> [EXERCISE PROMPT]: Lines that contain "proven" are to be copied from the material, every one of them.
=======
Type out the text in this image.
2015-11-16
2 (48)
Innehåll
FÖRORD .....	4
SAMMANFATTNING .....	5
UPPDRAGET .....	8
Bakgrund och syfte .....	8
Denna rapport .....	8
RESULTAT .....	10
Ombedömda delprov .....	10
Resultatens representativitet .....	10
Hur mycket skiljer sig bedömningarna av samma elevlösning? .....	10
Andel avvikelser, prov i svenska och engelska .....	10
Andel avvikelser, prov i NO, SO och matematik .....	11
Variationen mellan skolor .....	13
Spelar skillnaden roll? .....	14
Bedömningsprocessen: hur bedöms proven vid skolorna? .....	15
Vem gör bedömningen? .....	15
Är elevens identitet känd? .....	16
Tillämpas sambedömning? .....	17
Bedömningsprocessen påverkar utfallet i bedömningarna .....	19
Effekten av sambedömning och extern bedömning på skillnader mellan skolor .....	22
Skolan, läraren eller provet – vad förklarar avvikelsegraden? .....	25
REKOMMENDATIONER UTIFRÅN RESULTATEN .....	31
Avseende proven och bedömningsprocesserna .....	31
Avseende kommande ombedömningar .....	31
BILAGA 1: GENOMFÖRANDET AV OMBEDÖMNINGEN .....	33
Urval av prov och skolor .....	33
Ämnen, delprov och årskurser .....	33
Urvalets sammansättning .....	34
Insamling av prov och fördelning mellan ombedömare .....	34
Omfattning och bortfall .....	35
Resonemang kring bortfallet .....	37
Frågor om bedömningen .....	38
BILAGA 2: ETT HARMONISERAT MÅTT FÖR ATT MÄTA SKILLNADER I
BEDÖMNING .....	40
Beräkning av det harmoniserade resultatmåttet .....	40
=======
> [YOUR SOLUTION]:
Bedömningsprocessen: hur bedöms proven vid skolorna? .....	15
Avseende proven och bedömningsprocesserna .....	31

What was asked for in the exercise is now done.